# AIM
Write every line of the material out exactly as shown.

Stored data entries
★ ★ ★

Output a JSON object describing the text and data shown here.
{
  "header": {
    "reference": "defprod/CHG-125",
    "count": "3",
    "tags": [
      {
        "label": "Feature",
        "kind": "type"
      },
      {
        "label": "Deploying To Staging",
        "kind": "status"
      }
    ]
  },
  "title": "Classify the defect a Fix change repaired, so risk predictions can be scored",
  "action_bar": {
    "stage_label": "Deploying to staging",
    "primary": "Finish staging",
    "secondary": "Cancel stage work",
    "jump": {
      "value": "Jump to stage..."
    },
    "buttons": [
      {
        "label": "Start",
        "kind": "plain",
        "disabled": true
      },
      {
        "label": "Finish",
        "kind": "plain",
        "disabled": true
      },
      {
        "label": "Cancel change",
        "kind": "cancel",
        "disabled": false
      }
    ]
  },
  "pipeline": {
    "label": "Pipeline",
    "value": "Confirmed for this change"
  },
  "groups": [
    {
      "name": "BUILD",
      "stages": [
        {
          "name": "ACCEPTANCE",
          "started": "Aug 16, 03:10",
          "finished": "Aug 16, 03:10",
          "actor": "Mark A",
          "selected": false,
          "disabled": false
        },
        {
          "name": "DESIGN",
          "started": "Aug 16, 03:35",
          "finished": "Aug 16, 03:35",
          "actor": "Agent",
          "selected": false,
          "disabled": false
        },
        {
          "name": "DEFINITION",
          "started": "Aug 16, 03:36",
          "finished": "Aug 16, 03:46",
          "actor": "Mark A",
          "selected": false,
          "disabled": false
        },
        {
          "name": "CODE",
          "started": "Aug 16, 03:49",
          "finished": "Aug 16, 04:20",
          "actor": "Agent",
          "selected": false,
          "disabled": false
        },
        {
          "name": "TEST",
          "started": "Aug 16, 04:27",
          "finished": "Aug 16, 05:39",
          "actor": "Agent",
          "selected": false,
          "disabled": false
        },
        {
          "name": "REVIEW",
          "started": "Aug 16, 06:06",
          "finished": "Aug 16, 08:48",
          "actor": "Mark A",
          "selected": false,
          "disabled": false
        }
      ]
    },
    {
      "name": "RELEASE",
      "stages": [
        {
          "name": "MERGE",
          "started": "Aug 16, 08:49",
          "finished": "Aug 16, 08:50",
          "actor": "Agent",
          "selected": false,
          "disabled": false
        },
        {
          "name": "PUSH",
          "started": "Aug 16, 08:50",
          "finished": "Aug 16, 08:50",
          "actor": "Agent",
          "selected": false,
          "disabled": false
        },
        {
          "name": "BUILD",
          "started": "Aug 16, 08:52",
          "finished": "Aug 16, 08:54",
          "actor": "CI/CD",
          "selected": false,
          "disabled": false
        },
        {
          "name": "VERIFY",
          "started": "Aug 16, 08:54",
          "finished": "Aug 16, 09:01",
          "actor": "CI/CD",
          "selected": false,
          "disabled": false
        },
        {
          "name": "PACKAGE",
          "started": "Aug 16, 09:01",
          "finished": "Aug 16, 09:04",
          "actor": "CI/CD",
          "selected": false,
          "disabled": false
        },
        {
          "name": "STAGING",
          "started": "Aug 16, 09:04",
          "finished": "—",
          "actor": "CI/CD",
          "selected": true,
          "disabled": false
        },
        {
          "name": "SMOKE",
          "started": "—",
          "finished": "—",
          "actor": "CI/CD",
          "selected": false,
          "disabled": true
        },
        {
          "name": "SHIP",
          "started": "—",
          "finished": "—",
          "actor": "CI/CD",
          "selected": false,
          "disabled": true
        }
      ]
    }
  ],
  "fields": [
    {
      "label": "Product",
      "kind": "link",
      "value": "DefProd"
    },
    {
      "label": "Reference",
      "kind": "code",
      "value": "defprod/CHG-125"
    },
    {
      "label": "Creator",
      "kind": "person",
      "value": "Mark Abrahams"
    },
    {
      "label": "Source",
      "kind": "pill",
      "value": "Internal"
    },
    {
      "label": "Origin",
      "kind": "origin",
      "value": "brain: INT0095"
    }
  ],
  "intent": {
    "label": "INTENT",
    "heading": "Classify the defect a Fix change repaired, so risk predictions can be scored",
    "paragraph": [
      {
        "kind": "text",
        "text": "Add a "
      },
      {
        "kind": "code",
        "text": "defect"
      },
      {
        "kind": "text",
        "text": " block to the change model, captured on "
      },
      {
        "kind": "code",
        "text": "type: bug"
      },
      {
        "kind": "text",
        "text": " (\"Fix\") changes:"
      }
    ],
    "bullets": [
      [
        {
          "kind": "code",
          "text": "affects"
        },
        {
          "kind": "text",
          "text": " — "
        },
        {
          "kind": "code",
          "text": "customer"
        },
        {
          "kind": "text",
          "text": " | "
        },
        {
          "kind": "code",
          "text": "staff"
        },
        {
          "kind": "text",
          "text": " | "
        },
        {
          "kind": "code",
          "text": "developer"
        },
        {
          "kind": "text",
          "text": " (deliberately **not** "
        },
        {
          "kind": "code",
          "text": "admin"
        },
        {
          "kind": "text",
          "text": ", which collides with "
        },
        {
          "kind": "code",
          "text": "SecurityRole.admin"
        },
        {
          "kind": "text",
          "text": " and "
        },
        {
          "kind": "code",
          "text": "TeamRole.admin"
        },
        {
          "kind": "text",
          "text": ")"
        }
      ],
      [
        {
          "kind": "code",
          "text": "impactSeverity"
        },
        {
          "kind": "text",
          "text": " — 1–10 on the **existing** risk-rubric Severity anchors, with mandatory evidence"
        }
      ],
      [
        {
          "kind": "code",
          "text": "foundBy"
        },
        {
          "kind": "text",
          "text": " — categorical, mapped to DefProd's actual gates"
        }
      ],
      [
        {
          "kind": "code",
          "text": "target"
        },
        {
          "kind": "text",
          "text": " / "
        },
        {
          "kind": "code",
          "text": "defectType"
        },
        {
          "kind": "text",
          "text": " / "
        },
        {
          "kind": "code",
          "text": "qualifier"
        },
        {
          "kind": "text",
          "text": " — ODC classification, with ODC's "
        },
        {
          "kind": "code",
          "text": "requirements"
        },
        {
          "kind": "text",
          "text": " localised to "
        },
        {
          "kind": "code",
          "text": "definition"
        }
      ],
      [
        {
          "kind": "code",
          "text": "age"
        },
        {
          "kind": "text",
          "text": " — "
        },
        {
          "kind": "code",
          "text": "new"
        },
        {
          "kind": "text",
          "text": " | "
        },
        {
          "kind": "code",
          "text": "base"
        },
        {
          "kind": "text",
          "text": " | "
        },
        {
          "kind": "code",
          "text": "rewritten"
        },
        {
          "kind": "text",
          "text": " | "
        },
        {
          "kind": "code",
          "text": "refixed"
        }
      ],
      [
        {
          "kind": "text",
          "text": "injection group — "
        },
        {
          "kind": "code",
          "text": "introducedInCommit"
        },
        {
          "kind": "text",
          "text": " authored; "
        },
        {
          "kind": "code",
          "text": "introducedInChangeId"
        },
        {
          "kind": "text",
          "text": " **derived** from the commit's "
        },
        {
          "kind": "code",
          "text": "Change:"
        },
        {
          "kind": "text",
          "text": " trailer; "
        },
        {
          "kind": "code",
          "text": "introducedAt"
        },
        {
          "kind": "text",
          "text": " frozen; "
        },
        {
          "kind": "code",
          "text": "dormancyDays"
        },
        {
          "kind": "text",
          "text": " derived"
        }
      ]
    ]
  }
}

★ ★ ★

# COMPLETE OUTPUT
Output a JSON object describing the text and data shown here.
{
  "header": {
    "reference": "defprod/CHG-125",
    "count": "3",
    "tags": [
      {
        "label": "Feature",
        "kind": "type"
      },
      {
        "label": "Deploying To Staging",
        "kind": "status"
      }
    ]
  },
  "title": "Classify the defect a Fix change repaired, so risk predictions can be scored",
  "action_bar": {
    "stage_label": "Deploying to staging",
    "primary": "Finish staging",
    "secondary": "Cancel stage work",
    "jump": {
      "value": "Jump to stage..."
    },
    "buttons": [
      {
        "label": "Start",
        "kind": "plain",
        "disabled": true
      },
      {
        "label": "Finish",
        "kind": "plain",
        "disabled": true
      },
      {
        "label": "Cancel change",
        "kind": "cancel",
        "disabled": false
      }
    ]
  },
  "pipeline": {
    "label": "Pipeline",
    "value": "Confirmed for this change"
  },
  "groups": [
    {
      "name": "BUILD",
      "stages": [
        {
          "name": "ACCEPTANCE",
          "started": "Aug 16, 03:10",
          "finished": "Aug 16, 03:10",
          "actor": "Mark A",
          "selected": false,
          "disabled": false
        },
        {
          "name": "DESIGN",
          "started": "Aug 16, 03:35",
          "finished": "Aug 16, 03:35",
          "actor": "Agent",
          "selected": false,
          "disabled": false
        },
        {
          "name": "DEFINITION",
          "started": "Aug 16, 03:36",
          "finished": "Aug 16, 03:46",
          "actor": "Mark A",
          "selected": false,
          "disabled": false
        },
        {
          "name": "CODE",
          "started": "Aug 16, 03:49",
          "finished": "Aug 16, 04:20",
          "actor": "Agent",
          "selected": false,
          "disabled": false
        },
        {
          "name": "TEST",
          "started": "Aug 16, 04:27",
          "finished": "Aug 16, 05:39",
          "actor": "Agent",
          "selected": false,
          "disabled": false
        },
        {
          "name": "REVIEW",
          "started": "Aug 16, 06:06",
          "finished": "Aug 16, 08:48",
          "actor": "Mark A",
          "selected": false,
          "disabled": false
        }
      ]
    },
    {
      "name": "RELEASE",
      "stages": [
        {
          "name": "MERGE",
          "started": "Aug 16, 08:49",
          "finished": "Aug 16, 08:50",
          "actor": "Agent",
          "selected": false,
          "disabled": false
        },
        {
          "name": "PUSH",
          "started": "Aug 16, 08:50",
          "finished": "Aug 16, 08:50",
          "actor": "Agent",
          "selected": false,
          "disabled": false
        },
        {
          "name": "BUILD",
          "started": "Aug 16, 08:52",
          "finished": "Aug 16, 08:54",
          "actor": "CI/CD",
          "selected": false,
          "disabled": false
        },
        {
          "name": "VERIFY",
          "started": "Aug 16, 08:54",
          "finished": "Aug 16, 09:01",
          "actor": "CI/CD",
          "selected": false,
          "disabled": false
        },
        {
          "name": "PACKAGE",
          "started": "Aug 16, 09:01",
          "finished": "Aug 16, 09:04",
          "actor": "CI/CD",
          "selected": false,
          "disabled": false
        },
        {
          "name": "STAGING",
          "started": "Aug 16, 09:04",
          "finished": "—",
          "actor": "CI/CD",
          "selected": true,
          "disabled": false
        },
        {
          "name": "SMOKE",
          "started": "—",
          "finished": "—",
          "actor": "CI/CD",
          "selected": false,
          "disabled": true
        },
        {
          "name": "SHIP",
          "started": "—",
          "finished": "—",
          "actor": "CI/CD",
          "selected": false,
          "disabled": true
        }
      ]
    }
  ],
  "fields": [
    {
      "label": "Product",
      "kind": "link",
      "value": "DefProd"
    },
    {
      "label": "Reference",
      "kind": "code",
      "value": "defprod/CHG-125"
    },
    {
      "label": "Creator",
      "kind": "person",
      "value": "Mark Abrahams"
    },
    {
      "label": "Source",
      "kind": "pill",
      "value": "Internal"
    },
    {
      "label": "Origin",
      "kind": "origin",
      "value": "brain: INT0095"
    }
  ],
  "intent": {
    "label": "INTENT",
    "heading": "Classify the defect a Fix change repaired, so risk predictions can be scored",
    "paragraph": [
      {
        "kind": "text",
        "text": "Add a "
      },
      {
        "kind": "code",
        "text": "defect"
      },
      {
        "kind": "text",
        "text": " block to the change model, captured on "
      },
      {
        "kind": "code",
        "text": "type: bug"
      },
      {
        "kind": "text",
        "text": " (\"Fix\") changes:"
      }
    ],
    "bullets": [
      [
        {
          "kind": "code",
          "text": "affects"
        },
        {
          "kind": "text",
          "text": " — "
        },
        {
          "kind": "code",
          "text": "customer"
        },
        {
          "kind": "text",
          "text": " | "
        },
        {
          "kind": "code",
          "text": "staff"
        },
        {
          "kind": "text",
          "text": " | "
        },
        {
          "kind": "code",
          "text": "developer"
        },
        {
          "kind": "text",
          "text": " (deliberately **not** "
        },
        {
          "kind": "code",
          "text": "admin"
        },
        {
          "kind": "text",
          "text": ", which collides with "
        },
        {
          "kind": "code",
          "text": "SecurityRole.admin"
        },
        {
          "kind": "text",
          "text": " and "
        },
        {
          "kind": "code",
          "text": "TeamRole.admin"
        },
        {
          "kind": "text",
          "text": ")"
        }
      ],
      [
        {
          "kind": "code",
          "text": "impactSeverity"
        },
        {
          "kind": "text",
          "text": " — 1–10 on the **existing** risk-rubric Severity anchors, with mandatory evidence"
        }
      ],
      [
        {
          "kind": "code",
          "text": "foundBy"
        },
        {
          "kind": "text",
          "text": " — categorical, mapped to DefProd's actual gates"
        }
      ],
      [
        {
          "kind": "code",
          "text": "target"
        },
        {
          "kind": "text",
          "text": " / "
        },
        {
          "kind": "code",
          "text": "defectType"
        },
        {
          "kind": "text",
          "text": " / "
        },
        {
          "kind": "code",
          "text": "qualifier"
        },
        {
          "kind": "text",
          "text": " — ODC classification, with ODC's "
        },
        {
          "kind": "code",
          "text": "requirements"
        },
        {
          "kind": "text",
          "text": " localised to "
        },
        {
          "kind": "code",
          "text": "definition"
        }
      ],
      [
        {
          "kind": "code",
          "text": "age"
        },
        {
          "kind": "text",
          "text": " — "
        },
        {
          "kind": "code",
          "text": "new"
        },
        {
          "kind": "text",
          "text": " | "
        },
        {
          "kind": "code",
          "text": "base"
        },
        {
          "kind": "text",
          "text": " | "
        },
        {
          "kind": "code",
          "text": "rewritten"
        },
        {
          "kind": "text",
          "text": " | "
        },
        {
          "kind": "code",
          "text": "refixed"
        }
      ],
      [
        {
          "kind": "text",
          "text": "injection group — "
        },
        {
          "kind": "code",
          "text": "introducedInCommit"
        },
        {
          "kind": "text",
          "text": " authored; "
        },
        {
          "kind": "code",
          "text": "introducedInChangeId"
        },
        {
          "kind": "text",
          "text": " **derived** from the commit's "
        },
        {
          "kind": "code",
          "text": "Change:"
        },
        {
          "kind": "text",
          "text": " trailer; "
        },
        {
          "kind": "code",
          "text": "introducedAt"
        },
        {
          "kind": "text",
          "text": " frozen; "
        },
        {
          "kind": "code",
          "text": "dormancyDays"
        },
        {
          "kind": "text",
          "text": " derived"
        }
      ]
    ]
  }
}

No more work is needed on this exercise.